> Set problem
Work through the following lines and count those that hold the word "phân". Reply with that number only.

> Data in this exercise
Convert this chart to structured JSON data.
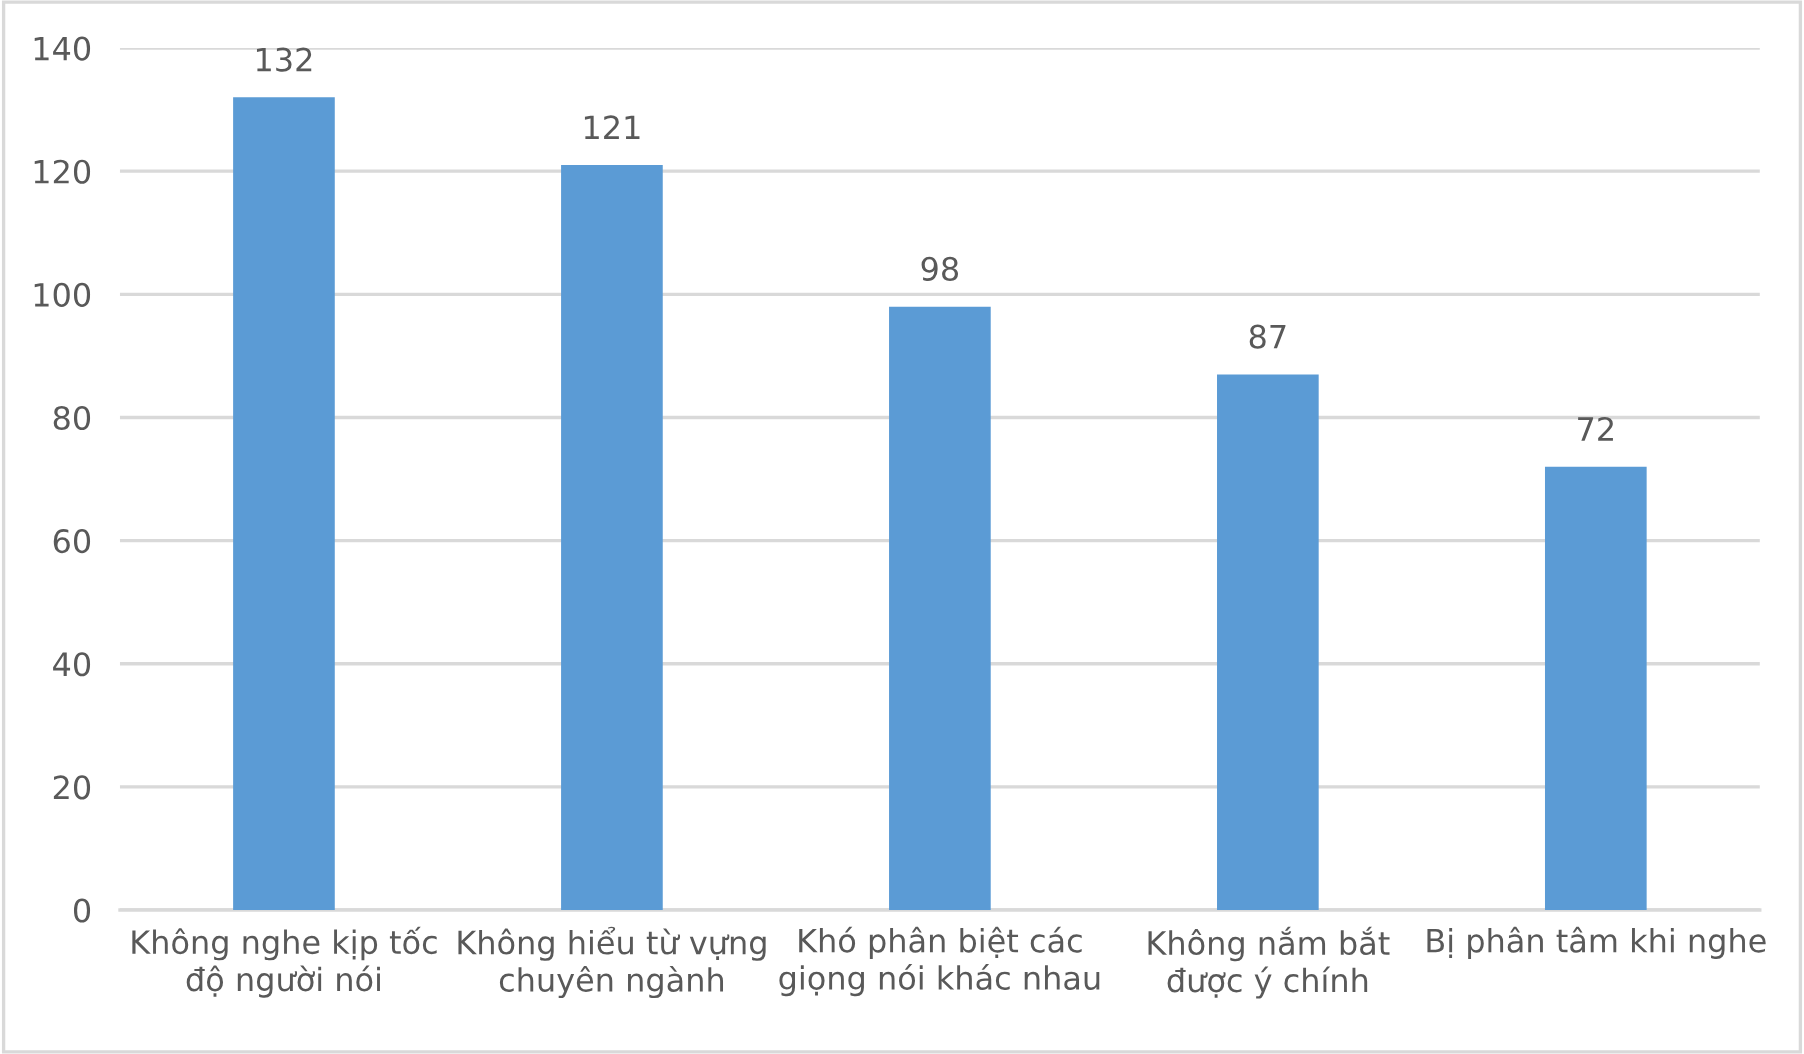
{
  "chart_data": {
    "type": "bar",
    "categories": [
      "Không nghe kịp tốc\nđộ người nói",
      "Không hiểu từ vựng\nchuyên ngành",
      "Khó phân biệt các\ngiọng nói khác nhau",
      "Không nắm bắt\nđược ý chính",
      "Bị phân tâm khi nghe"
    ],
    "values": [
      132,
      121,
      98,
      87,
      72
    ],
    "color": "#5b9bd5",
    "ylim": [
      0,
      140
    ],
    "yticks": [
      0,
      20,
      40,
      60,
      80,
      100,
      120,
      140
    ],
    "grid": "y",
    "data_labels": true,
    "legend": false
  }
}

> Solution
2